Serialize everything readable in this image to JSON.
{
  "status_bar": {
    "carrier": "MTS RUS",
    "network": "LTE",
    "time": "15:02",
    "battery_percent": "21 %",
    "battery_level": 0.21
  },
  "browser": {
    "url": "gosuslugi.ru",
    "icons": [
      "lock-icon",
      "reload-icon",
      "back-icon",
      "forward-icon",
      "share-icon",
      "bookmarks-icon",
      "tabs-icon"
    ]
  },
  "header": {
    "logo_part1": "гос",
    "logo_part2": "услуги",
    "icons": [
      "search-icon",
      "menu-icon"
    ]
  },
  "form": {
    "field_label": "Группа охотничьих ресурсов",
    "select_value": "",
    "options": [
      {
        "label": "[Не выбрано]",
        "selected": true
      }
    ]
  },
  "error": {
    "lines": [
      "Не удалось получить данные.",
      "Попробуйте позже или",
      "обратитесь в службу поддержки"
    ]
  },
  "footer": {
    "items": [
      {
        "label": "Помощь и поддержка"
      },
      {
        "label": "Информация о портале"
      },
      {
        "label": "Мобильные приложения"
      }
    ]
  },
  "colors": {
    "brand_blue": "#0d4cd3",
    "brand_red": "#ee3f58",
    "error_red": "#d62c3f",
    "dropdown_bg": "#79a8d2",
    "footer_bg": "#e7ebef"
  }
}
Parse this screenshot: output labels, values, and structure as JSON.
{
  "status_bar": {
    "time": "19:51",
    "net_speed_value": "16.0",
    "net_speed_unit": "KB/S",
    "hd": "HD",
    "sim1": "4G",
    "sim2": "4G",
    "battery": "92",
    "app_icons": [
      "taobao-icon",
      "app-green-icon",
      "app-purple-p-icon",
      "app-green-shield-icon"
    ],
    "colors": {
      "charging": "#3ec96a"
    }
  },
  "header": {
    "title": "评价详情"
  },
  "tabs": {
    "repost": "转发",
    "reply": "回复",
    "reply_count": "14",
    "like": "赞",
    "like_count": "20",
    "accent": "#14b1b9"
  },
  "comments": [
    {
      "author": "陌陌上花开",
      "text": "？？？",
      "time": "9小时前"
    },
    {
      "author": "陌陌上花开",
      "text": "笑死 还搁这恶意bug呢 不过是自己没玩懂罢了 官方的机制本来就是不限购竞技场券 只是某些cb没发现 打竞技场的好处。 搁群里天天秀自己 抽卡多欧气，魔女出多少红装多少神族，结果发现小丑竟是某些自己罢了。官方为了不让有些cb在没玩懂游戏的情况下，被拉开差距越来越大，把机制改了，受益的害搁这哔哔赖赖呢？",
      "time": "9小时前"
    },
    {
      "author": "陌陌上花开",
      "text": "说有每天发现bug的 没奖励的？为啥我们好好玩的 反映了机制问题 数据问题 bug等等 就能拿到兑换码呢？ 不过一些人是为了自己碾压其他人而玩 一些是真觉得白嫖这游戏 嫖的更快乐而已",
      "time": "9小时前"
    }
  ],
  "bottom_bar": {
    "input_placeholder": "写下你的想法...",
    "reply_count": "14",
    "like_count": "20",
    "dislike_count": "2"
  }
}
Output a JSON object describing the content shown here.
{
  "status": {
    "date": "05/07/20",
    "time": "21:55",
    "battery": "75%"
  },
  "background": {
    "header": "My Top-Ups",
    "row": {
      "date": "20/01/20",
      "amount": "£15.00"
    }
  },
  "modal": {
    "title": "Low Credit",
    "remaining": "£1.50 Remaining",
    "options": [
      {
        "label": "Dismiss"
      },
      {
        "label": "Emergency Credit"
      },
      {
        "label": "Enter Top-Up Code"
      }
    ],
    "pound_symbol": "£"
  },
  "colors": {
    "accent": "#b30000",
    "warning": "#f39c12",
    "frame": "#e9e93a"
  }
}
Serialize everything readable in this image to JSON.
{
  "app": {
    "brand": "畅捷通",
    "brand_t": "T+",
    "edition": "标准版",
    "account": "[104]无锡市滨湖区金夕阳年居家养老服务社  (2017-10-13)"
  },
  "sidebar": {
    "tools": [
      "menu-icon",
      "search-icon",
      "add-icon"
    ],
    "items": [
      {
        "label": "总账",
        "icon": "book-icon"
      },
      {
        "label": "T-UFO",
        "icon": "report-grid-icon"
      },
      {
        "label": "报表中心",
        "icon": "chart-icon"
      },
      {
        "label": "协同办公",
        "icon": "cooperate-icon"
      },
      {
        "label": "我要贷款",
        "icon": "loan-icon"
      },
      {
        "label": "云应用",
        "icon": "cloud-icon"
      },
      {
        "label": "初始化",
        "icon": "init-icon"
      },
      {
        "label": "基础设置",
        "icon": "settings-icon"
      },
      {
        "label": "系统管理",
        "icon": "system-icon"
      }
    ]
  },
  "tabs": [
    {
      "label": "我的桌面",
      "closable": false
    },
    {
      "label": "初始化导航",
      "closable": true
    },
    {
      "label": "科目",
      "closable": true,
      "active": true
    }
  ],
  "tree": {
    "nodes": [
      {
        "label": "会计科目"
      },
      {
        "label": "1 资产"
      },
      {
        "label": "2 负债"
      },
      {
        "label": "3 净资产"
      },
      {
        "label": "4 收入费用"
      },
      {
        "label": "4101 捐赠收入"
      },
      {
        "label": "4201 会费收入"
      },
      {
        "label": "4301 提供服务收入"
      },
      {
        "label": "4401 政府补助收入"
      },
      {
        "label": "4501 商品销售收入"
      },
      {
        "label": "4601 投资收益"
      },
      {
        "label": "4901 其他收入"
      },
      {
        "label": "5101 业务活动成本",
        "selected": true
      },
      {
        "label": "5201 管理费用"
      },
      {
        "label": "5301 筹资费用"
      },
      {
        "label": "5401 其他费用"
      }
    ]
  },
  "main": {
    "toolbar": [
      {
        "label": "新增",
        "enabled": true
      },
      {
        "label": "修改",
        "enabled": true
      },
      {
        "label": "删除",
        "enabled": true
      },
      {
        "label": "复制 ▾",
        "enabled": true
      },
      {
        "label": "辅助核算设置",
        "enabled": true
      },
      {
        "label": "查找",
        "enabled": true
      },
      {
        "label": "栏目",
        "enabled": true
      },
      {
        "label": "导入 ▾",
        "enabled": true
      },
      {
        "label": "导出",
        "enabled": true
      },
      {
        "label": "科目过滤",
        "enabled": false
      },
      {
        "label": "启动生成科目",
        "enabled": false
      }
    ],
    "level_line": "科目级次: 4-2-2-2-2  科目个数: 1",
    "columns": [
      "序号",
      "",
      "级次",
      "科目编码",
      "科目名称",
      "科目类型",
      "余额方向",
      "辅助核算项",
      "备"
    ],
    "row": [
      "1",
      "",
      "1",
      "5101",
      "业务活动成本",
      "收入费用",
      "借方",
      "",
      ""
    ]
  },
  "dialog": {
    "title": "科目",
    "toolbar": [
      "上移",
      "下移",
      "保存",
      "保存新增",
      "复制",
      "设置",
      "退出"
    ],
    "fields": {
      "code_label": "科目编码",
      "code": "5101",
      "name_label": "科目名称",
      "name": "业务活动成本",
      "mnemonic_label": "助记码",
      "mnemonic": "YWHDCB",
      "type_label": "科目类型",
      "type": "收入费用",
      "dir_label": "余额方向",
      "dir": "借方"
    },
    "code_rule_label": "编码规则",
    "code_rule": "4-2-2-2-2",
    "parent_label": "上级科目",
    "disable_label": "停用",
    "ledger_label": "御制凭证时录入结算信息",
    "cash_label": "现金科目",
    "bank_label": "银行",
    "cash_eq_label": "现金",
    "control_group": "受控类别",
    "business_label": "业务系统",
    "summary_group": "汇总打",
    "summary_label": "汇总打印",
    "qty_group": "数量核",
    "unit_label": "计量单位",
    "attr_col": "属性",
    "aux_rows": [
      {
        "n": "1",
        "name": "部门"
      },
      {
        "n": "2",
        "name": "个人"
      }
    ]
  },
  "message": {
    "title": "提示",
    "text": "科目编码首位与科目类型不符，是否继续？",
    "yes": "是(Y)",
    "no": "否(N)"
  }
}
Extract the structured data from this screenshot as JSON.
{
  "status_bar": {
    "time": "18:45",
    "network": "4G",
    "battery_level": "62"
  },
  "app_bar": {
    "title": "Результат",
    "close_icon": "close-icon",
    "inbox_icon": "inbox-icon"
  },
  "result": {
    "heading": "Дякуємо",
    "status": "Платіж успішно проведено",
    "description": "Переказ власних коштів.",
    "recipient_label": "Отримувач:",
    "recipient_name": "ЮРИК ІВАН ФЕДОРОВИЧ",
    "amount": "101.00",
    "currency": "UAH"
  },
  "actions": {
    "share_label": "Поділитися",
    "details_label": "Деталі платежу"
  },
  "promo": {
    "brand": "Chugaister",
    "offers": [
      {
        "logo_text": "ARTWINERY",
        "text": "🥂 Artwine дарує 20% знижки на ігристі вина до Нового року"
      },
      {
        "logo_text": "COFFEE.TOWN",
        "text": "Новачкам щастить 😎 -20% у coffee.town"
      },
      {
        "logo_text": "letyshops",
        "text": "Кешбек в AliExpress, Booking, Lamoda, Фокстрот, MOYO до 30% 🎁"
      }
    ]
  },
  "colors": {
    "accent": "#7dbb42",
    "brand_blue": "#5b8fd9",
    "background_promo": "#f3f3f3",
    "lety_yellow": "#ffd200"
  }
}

________________________________________

* PROBLEM:
Set down nothing but the lines from the one with "Extract the structured" through the end of the records, keeping each line exactly as written and including both ends.

* EXERCISE SOLUTION:
Extract the structured data from this screenshot as JSON.
{
  "status_bar": {
    "time": "18:45",
    "network": "4G",
    "battery_level": "62"
  },
  "app_bar": {
    "title": "Результат",
    "close_icon": "close-icon",
    "inbox_icon": "inbox-icon"
  },
  "result": {
    "heading": "Дякуємо",
    "status": "Платіж успішно проведено",
    "description": "Переказ власних коштів.",
    "recipient_label": "Отримувач:",
    "recipient_name": "ЮРИК ІВАН ФЕДОРОВИЧ",
    "amount": "101.00",
    "currency": "UAH"
  },
  "actions": {
    "share_label": "Поділитися",
    "details_label": "Деталі платежу"
  },
  "promo": {
    "brand": "Chugaister",
    "offers": [
      {
        "logo_text": "ARTWINERY",
        "text": "🥂 Artwine дарує 20% знижки на ігристі вина до Нового року"
      },
      {
        "logo_text": "COFFEE.TOWN",
        "text": "Новачкам щастить 😎 -20% у coffee.town"
      },
      {
        "logo_text": "letyshops",
        "text": "Кешбек в AliExpress, Booking, Lamoda, Фокстрот, MOYO до 30% 🎁"
      }
    ]
  },
  "colors": {
    "accent": "#7dbb42",
    "brand_blue": "#5b8fd9",
    "background_promo": "#f3f3f3",
    "lety_yellow": "#ffd200"
  }
}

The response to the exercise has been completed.